↓

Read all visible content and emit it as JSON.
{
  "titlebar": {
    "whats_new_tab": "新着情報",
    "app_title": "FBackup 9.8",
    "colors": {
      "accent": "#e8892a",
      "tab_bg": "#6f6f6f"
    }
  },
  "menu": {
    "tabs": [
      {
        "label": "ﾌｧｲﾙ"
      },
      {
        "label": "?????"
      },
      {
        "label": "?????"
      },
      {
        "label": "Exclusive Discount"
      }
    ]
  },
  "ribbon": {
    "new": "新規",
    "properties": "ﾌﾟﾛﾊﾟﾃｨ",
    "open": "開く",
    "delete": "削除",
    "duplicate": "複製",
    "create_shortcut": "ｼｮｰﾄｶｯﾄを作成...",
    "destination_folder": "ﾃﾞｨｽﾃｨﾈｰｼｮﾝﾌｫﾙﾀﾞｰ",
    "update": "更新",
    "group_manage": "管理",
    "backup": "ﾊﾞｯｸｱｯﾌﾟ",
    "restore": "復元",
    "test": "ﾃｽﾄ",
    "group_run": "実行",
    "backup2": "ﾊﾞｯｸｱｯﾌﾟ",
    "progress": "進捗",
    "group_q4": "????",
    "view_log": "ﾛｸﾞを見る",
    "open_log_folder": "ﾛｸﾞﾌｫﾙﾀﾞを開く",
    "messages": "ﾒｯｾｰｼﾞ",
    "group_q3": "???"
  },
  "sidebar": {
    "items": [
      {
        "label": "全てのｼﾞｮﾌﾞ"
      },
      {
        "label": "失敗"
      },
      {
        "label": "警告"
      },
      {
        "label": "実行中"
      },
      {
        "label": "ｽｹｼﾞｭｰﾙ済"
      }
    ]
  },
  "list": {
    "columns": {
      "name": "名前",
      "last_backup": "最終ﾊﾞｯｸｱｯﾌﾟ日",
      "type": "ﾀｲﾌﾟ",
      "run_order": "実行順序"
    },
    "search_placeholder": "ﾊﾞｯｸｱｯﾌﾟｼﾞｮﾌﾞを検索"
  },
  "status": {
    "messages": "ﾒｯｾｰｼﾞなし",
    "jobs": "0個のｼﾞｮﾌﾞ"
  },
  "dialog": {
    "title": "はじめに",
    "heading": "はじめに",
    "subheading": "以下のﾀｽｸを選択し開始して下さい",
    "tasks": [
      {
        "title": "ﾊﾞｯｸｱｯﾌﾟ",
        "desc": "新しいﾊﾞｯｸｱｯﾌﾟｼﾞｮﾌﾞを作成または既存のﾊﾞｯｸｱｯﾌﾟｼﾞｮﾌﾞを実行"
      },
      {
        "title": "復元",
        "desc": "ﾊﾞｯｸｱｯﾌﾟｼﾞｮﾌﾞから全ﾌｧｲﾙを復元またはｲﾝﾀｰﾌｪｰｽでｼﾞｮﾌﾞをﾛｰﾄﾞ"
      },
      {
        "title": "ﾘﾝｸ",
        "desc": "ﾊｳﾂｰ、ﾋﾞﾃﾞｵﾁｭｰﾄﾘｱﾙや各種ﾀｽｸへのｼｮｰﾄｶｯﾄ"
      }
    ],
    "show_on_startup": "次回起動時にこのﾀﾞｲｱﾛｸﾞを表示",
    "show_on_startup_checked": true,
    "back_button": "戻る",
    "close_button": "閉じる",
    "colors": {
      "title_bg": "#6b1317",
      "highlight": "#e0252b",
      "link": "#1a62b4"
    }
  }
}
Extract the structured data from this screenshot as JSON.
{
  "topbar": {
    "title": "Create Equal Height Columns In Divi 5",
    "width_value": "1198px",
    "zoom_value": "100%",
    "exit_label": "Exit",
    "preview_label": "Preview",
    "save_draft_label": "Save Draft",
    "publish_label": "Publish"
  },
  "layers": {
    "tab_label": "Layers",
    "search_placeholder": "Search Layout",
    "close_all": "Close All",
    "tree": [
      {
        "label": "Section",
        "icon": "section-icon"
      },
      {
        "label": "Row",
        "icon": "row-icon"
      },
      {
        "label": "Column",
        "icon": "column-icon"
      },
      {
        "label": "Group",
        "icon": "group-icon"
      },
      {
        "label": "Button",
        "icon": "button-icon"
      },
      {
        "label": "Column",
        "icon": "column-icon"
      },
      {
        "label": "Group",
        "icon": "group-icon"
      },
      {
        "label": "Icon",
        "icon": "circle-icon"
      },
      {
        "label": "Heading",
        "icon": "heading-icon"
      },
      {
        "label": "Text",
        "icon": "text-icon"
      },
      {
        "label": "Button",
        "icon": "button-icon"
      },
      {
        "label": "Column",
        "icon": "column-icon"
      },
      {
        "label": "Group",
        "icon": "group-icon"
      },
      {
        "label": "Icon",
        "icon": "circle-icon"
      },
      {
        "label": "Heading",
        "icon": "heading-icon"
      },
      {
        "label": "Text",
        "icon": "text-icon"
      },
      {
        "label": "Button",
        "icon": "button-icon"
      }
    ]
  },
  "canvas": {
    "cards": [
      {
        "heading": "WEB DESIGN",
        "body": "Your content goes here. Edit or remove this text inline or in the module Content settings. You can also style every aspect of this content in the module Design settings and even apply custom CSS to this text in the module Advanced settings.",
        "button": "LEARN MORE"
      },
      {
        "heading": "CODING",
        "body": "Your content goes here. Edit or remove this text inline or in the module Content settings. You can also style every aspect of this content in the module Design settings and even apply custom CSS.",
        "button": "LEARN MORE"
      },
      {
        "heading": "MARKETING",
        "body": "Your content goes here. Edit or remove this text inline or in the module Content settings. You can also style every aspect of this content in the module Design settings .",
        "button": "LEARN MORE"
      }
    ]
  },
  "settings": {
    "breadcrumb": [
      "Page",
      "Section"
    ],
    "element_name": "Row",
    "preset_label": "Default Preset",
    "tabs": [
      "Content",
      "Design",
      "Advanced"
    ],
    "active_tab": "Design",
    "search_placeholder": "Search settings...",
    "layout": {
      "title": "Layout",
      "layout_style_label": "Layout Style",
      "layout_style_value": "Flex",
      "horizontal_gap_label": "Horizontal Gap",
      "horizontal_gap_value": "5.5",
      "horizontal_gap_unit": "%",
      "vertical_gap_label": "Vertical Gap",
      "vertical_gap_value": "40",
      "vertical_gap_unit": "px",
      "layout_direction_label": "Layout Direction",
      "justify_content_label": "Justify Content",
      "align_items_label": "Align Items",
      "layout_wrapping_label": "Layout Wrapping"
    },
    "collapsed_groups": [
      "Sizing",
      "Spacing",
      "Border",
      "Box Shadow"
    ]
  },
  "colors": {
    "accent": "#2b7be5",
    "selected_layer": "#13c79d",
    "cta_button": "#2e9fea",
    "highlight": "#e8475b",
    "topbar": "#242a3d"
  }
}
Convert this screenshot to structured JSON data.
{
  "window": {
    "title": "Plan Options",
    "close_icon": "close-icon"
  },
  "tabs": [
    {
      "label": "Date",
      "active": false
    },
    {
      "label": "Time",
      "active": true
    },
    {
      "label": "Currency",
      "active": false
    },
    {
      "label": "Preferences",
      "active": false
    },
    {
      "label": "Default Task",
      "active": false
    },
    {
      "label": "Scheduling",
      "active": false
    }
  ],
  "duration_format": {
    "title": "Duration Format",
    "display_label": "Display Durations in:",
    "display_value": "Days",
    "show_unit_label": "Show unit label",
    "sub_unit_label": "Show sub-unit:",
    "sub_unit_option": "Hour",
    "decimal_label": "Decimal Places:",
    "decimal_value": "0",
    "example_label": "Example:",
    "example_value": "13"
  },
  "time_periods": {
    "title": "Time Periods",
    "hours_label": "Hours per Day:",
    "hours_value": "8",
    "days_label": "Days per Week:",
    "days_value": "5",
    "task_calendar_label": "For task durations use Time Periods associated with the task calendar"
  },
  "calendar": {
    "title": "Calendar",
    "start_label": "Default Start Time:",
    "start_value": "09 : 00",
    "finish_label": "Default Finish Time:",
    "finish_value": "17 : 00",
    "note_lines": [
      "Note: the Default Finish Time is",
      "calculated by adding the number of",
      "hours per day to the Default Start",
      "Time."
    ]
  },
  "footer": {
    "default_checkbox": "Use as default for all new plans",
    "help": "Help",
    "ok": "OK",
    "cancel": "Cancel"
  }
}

↑

Task to complete:
In the entries above, find each line with the string "this" and copy it.

Solution:
Extract the structured data from this screenshot as JSON.
        "body": "Your content goes here. Edit or remove this text inline or in the module Content settings. You can also style every aspect of this content in the module Design settings and even apply custom CSS to this text in the module Advanced settings.",
        "body": "Your content goes here. Edit or remove this text inline or in the module Content settings. You can also style every aspect of this content in the module Design settings and even apply custom CSS.",
        "body": "Your content goes here. Edit or remove this text inline or in the module Content settings. You can also style every aspect of this content in the module Design settings .",
Convert this screenshot to structured JSON data.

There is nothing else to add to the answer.